• _Collected data_

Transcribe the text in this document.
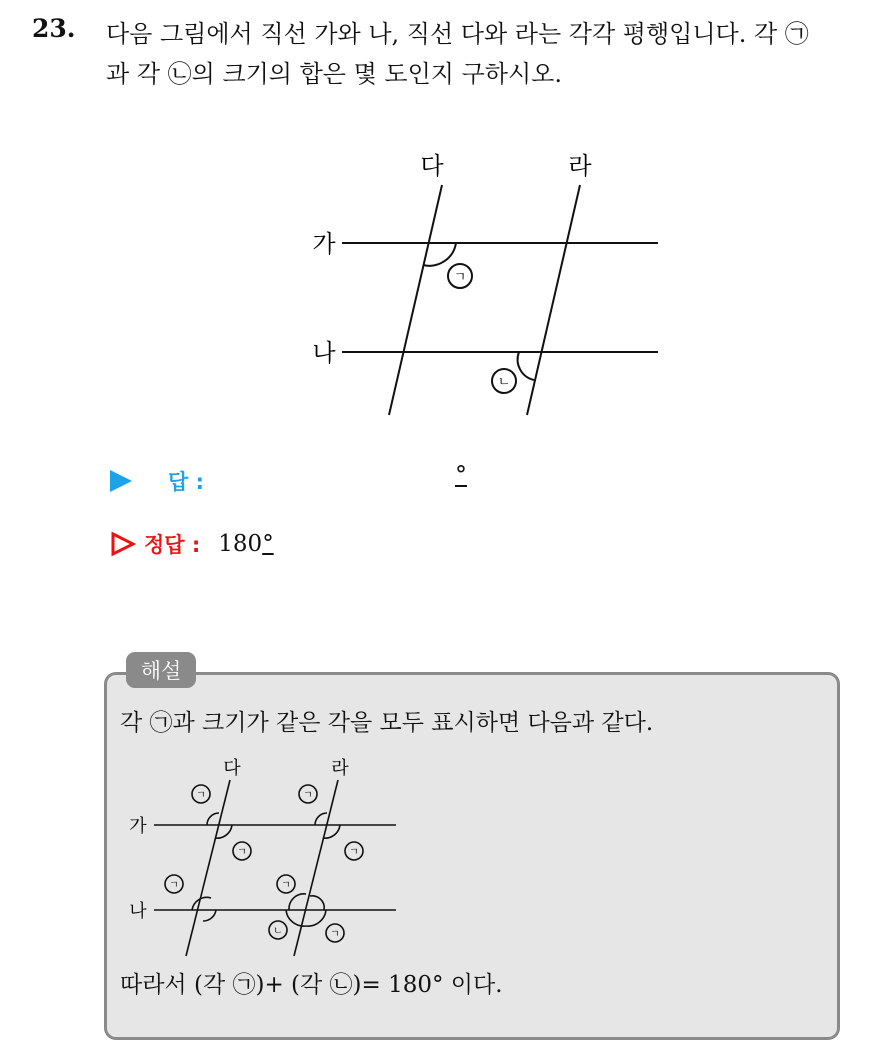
23. 다음 그림에서 직선 가와 나, 직선 다와 라는 각각 평행입니다. 각 ㉠
과 각 ㉡의 크기의 합은 몇 도인지 구하시오.
다	라
가
나
ㄱ
ㄴ
답 :	°
정답 : 180°
해설
각 ㉠과 크기가 같은 각을 모두 표시하면 다음과 같다.
다	라
가
나
ㄱ
ㄱ
ㄱ
ㄱ
ㄱ	ㄱ
ㄴ	ㄱ
따라서 (각 ㉠)+ (각 ㉡)= 180° 이다.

• _WHAT TO PRODUCE_
Send back the data above word for word, with the pictures left out.

• _ANSWER BELOW_
Transcribe the text in this document.
23. 다음 그림에서 직선 가와 나, 직선 다와 라는 각각 평행입니다. 각 ㉠
과 각 ㉡의 크기의 합은 몇 도인지 구하시오.
다	라
가
나
ㄱ
ㄴ
답 :	°
정답 : 180°
해설
각 ㉠과 크기가 같은 각을 모두 표시하면 다음과 같다.
다	라
가
나
ㄱ
ㄱ
ㄱ
ㄱ
ㄱ	ㄱ
ㄴ	ㄱ
따라서 (각 ㉠)+ (각 ㉡)= 180° 이다.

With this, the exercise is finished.